• **PROBLEM TO SOLVE**
For every line in the data below that contains "الثانى", copy the line.

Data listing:
----
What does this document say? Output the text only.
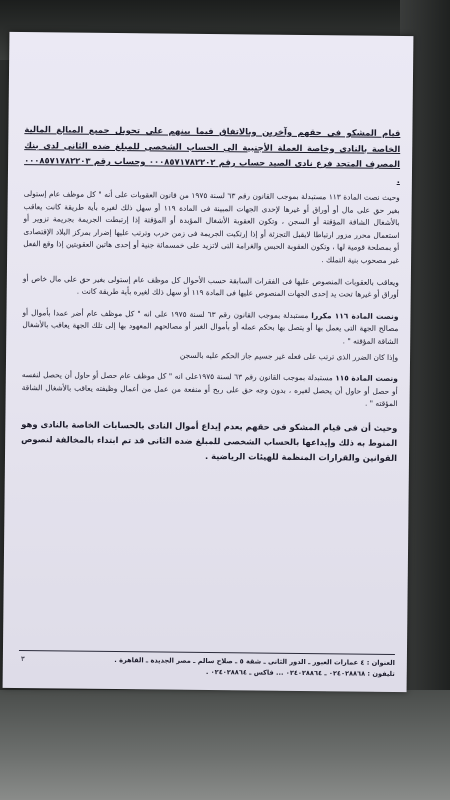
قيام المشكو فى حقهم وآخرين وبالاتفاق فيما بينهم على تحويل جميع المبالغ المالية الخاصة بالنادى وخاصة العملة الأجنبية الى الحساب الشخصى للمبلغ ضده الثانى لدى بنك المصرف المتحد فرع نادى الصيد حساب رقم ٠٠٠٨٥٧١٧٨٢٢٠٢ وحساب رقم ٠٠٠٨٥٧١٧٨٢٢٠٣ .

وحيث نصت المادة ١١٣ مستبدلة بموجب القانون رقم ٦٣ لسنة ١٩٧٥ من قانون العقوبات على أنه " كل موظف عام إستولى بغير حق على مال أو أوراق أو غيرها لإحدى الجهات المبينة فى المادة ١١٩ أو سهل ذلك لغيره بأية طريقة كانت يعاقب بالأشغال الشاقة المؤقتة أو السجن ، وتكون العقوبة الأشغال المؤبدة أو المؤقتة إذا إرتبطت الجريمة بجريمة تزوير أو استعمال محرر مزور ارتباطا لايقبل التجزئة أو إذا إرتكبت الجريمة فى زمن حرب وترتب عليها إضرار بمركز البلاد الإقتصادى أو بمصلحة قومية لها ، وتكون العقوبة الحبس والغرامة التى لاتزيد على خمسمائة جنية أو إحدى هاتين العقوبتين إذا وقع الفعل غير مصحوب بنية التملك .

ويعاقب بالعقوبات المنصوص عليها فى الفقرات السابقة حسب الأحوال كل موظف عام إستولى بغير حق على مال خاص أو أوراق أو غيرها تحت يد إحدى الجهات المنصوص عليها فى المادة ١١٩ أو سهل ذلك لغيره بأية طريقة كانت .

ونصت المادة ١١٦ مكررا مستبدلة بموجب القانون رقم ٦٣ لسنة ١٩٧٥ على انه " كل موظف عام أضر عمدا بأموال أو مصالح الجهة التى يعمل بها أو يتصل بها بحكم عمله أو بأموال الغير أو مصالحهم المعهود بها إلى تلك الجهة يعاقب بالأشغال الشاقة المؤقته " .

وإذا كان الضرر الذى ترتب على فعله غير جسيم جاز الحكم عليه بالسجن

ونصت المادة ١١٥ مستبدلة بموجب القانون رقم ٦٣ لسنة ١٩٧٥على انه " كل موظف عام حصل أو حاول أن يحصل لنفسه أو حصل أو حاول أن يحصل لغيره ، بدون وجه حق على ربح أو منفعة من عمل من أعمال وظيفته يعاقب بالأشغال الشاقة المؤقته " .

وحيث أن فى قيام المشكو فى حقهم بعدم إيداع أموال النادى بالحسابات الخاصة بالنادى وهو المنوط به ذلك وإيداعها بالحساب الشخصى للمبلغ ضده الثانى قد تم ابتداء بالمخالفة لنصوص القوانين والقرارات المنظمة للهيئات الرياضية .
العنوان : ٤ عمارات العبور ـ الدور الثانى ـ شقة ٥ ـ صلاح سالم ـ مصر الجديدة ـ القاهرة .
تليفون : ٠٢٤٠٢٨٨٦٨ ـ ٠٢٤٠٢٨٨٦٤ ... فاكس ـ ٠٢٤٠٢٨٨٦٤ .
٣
----
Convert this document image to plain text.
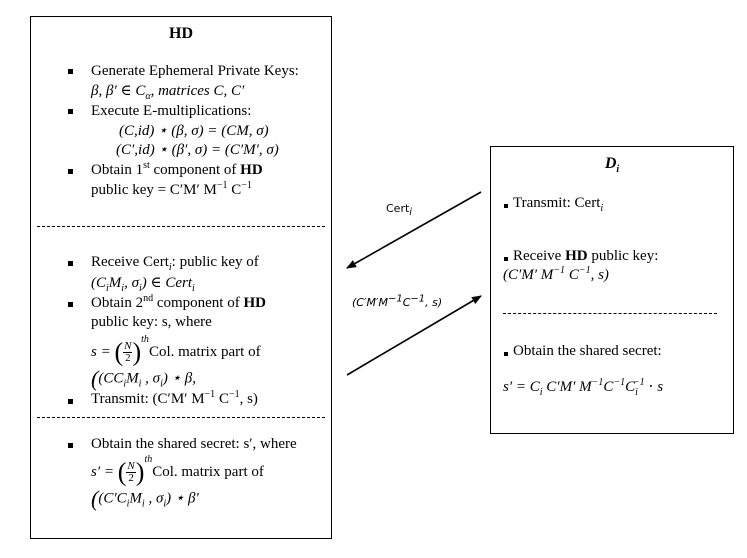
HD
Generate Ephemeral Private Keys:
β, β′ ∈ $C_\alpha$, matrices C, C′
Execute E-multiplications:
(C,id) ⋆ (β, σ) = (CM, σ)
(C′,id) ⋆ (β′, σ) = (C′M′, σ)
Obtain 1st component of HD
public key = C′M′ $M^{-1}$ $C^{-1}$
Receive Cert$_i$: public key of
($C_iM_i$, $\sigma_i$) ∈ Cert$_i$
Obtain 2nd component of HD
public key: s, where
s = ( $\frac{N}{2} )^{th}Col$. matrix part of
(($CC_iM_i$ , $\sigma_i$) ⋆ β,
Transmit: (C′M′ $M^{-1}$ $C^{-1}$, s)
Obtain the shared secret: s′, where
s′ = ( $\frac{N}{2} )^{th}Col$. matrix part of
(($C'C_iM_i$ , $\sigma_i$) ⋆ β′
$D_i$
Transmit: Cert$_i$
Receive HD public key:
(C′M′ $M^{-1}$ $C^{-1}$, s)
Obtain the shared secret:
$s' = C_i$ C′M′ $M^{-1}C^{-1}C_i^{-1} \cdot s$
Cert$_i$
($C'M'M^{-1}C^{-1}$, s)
----
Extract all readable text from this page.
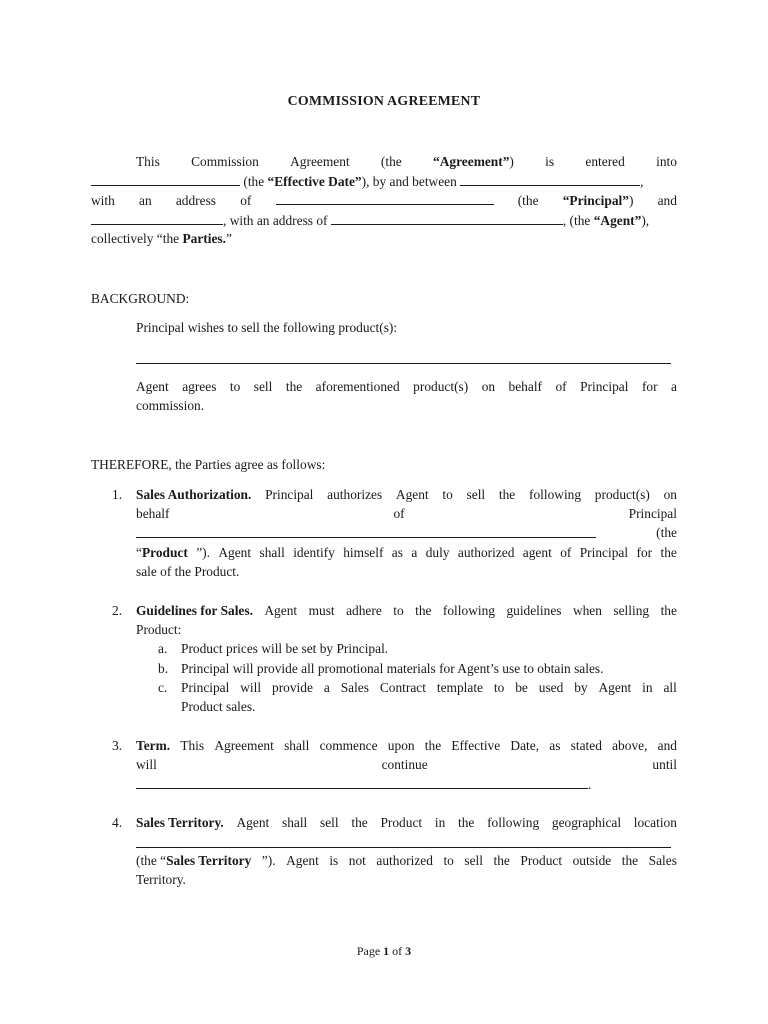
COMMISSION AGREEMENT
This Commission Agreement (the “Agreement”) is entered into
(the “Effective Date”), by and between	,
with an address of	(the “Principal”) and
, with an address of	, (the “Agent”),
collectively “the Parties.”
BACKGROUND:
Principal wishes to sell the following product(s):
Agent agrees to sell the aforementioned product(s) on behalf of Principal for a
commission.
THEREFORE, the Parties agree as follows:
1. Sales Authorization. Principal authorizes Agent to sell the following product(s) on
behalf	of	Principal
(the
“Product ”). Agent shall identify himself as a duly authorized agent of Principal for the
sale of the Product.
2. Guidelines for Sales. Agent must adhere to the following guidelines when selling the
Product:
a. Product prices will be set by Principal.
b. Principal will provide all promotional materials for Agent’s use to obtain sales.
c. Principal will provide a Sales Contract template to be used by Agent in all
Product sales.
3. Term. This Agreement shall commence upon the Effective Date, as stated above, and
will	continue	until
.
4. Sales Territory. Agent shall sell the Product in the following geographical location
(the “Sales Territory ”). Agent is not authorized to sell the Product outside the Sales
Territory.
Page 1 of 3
----
• **RESPONSE BELOW**
قيام المشكو فى حقهم وآخرين وبالاتفاق فيما بينهم على تحويل جميع المبالغ المالية الخاصة بالنادى وخاصة العملة الأجنبية الى الحساب الشخصى للمبلغ ضده الثانى لدى بنك المصرف المتحد فرع نادى الصيد حساب رقم ٠٠٠٨٥٧١٧٨٢٢٠٢ وحساب رقم ٠٠٠٨٥٧١٧٨٢٢٠٣ .
وحيث أن فى قيام المشكو فى حقهم بعدم إيداع أموال النادى بالحسابات الخاصة بالنادى وهو المنوط به ذلك وإيداعها بالحساب الشخصى للمبلغ ضده الثانى قد تم ابتداء بالمخالفة لنصوص القوانين والقرارات المنظمة للهيئات الرياضية .
العنوان : ٤ عمارات العبور ـ الدور الثانى ـ شقة ٥ ـ صلاح سالم ـ مصر الجديدة ـ القاهرة .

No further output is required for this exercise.